### Stored records
######

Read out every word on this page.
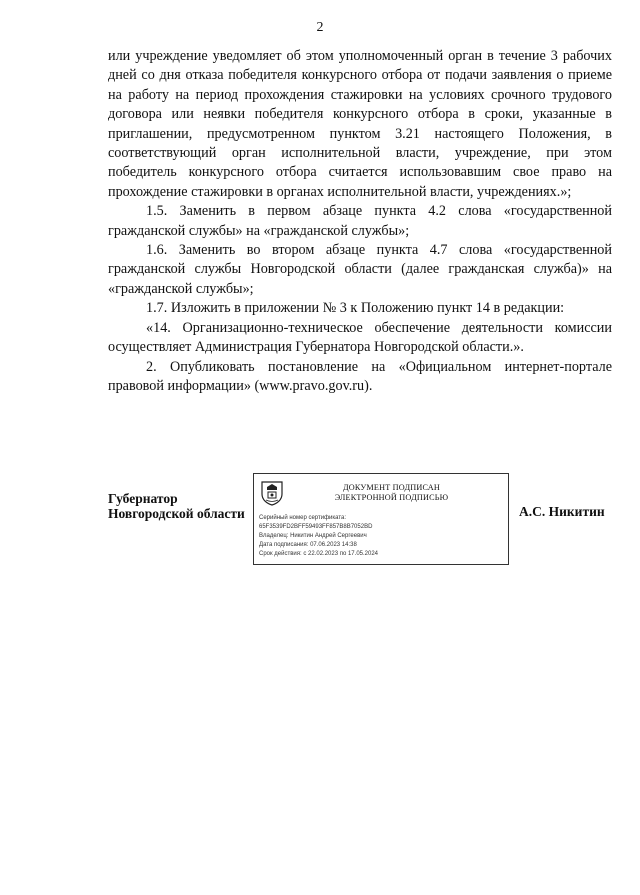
2

или учреждение уведомляет об этом уполномоченный орган в течение 3 рабочих дней со дня отказа победителя конкурсного отбора от подачи заявления о приеме на работу на период прохождения стажировки на условиях срочного трудового договора или неявки победителя конкурсного отбора в сроки, указанные в приглашении, предусмотренном пунктом 3.21 настоящего Положения, в соответствующий орган исполнительной власти, учреждение, при этом победитель конкурсного отбора считается использовавшим свое право на прохождение стажировки в органах исполнительной власти, учреждениях.»;

1.5. Заменить в первом абзаце пункта 4.2 слова «государственной гражданской службы» на «гражданской службы»;

1.6. Заменить во втором абзаце пункта 4.7 слова «государственной гражданской службы Новгородской области (далее гражданская служба)» на «гражданской службы»;

1.7. Изложить в приложении № 3 к Положению пункт 14 в редакции:

«14. Организационно-техническое обеспечение деятельности комиссии осуществляет Администрация Губернатора Новгородской области.».

2. Опубликовать постановление на «Официальном интернет-портале правовой информации» (www.pravo.gov.ru).

Губернатор
Новгородской области
ДОКУМЕНТ ПОДПИСАН
ЭЛЕКТРОННОЙ ПОДПИСЬЮ
Серийный номер сертификата:
65F3539FD2BFF59493FF857B8B7052BD
Владелец: Никитин Андрей Сергеевич
Дата подписания: 07.06.2023 14:38
Срок действия: с 22.02.2023 по 17.05.2024
А.С. Никитин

######

### Task description
Copy the listing exactly. Any image in it stays out of the copy.

### Expected answer
Read out every word on this page.
2

или учреждение уведомляет об этом уполномоченный орган в течение 3 рабочих дней со дня отказа победителя конкурсного отбора от подачи заявления о приеме на работу на период прохождения стажировки на условиях срочного трудового договора или неявки победителя конкурсного отбора в сроки, указанные в приглашении, предусмотренном пунктом 3.21 настоящего Положения, в соответствующий орган исполнительной власти, учреждение, при этом победитель конкурсного отбора считается использовавшим свое право на прохождение стажировки в органах исполнительной власти, учреждениях.»;

1.5. Заменить в первом абзаце пункта 4.2 слова «государственной гражданской службы» на «гражданской службы»;

1.6. Заменить во втором абзаце пункта 4.7 слова «государственной гражданской службы Новгородской области (далее гражданская служба)» на «гражданской службы»;

1.7. Изложить в приложении № 3 к Положению пункт 14 в редакции:

«14. Организационно-техническое обеспечение деятельности комиссии осуществляет Администрация Губернатора Новгородской области.».

2. Опубликовать постановление на «Официальном интернет-портале правовой информации» (www.pravo.gov.ru).

Губернатор
Новгородской области
ДОКУМЕНТ ПОДПИСАН
ЭЛЕКТРОННОЙ ПОДПИСЬЮ
Серийный номер сертификата:
65F3539FD2BFF59493FF857B8B7052BD
Владелец: Никитин Андрей Сергеевич
Дата подписания: 07.06.2023 14:38
Срок действия: с 22.02.2023 по 17.05.2024
А.С. Никитин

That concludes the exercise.